DO THIS>
Count every line where "subtitle" shows up, and give that number only.

EXCERPTED RECORDS>
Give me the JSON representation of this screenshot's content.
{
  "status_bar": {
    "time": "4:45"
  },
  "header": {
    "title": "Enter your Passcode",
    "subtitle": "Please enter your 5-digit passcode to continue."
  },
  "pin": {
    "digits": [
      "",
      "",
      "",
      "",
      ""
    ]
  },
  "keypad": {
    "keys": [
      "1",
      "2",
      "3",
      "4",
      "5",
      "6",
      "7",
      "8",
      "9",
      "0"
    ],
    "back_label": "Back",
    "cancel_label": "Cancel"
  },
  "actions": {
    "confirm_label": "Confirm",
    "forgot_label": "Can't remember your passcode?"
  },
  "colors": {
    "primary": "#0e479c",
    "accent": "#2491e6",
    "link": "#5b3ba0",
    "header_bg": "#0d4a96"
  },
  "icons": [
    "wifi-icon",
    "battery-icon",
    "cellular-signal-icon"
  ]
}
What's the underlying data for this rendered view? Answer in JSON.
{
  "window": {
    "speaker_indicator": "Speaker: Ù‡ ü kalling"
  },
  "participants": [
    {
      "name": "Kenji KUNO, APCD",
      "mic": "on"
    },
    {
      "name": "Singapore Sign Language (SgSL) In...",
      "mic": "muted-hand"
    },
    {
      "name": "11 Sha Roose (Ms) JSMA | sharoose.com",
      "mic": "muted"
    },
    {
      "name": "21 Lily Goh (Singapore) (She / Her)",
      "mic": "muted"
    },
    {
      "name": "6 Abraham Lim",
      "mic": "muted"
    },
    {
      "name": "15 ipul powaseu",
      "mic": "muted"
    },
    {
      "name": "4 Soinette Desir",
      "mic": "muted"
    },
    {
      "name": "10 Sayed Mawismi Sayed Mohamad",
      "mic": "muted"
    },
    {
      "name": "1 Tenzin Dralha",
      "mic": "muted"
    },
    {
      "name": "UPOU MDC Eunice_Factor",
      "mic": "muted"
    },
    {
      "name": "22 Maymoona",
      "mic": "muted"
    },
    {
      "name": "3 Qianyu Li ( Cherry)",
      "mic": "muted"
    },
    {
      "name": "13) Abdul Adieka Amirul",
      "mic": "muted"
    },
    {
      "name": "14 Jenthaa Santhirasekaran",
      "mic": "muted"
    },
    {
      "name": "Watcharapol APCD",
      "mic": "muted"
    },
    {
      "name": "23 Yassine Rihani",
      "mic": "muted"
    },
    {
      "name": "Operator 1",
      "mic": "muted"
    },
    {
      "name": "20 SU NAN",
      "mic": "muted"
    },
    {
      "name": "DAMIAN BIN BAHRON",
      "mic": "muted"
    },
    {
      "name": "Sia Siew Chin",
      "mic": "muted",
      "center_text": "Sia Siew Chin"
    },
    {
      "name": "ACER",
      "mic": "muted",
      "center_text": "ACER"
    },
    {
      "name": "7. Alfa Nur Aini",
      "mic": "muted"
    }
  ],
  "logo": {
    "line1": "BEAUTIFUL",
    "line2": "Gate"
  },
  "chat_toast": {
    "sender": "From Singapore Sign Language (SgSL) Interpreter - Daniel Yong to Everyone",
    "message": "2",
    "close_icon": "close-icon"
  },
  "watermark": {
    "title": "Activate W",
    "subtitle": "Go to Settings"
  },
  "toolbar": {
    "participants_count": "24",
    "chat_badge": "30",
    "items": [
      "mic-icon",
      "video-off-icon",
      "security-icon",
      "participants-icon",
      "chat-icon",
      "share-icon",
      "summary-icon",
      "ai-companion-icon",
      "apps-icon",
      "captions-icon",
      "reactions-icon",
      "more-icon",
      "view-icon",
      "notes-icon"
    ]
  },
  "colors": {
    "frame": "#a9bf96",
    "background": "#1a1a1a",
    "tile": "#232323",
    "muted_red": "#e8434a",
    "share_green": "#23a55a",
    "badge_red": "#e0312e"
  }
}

OUTPUT OF THE TASK>
2